* [Task details] Emit the entire listing verbatim.

* [Data listing]
⁂
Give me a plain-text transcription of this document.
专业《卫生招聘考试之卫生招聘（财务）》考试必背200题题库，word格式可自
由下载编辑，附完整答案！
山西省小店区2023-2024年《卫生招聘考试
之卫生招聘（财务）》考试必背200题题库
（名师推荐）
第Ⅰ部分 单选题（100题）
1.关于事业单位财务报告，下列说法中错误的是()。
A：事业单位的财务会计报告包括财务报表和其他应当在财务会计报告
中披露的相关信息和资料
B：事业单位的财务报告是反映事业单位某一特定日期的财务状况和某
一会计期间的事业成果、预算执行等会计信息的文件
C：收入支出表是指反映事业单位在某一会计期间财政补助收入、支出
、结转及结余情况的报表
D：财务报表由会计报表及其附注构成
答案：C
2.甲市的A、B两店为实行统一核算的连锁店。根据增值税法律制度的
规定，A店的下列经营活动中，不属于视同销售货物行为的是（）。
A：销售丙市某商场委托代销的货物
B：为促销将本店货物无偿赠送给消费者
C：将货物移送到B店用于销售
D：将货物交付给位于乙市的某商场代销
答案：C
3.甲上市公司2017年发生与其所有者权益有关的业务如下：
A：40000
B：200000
⁂
* [Worked answer]
Give me a plain-text transcription of this document.
专业《卫生招聘考试之卫生招聘（财务）》考试必背200题题库，word格式可自
由下载编辑，附完整答案！
山西省小店区2023-2024年《卫生招聘考试
之卫生招聘（财务）》考试必背200题题库
（名师推荐）
第Ⅰ部分 单选题（100题）
1.关于事业单位财务报告，下列说法中错误的是()。
A：事业单位的财务会计报告包括财务报表和其他应当在财务会计报告
中披露的相关信息和资料
B：事业单位的财务报告是反映事业单位某一特定日期的财务状况和某
一会计期间的事业成果、预算执行等会计信息的文件
C：收入支出表是指反映事业单位在某一会计期间财政补助收入、支出
、结转及结余情况的报表
D：财务报表由会计报表及其附注构成
答案：C
2.甲市的A、B两店为实行统一核算的连锁店。根据增值税法律制度的
规定，A店的下列经营活动中，不属于视同销售货物行为的是（）。
A：销售丙市某商场委托代销的货物
B：为促销将本店货物无偿赠送给消费者
C：将货物移送到B店用于销售
D：将货物交付给位于乙市的某商场代销
答案：C
3.甲上市公司2017年发生与其所有者权益有关的业务如下：
A：40000
B：200000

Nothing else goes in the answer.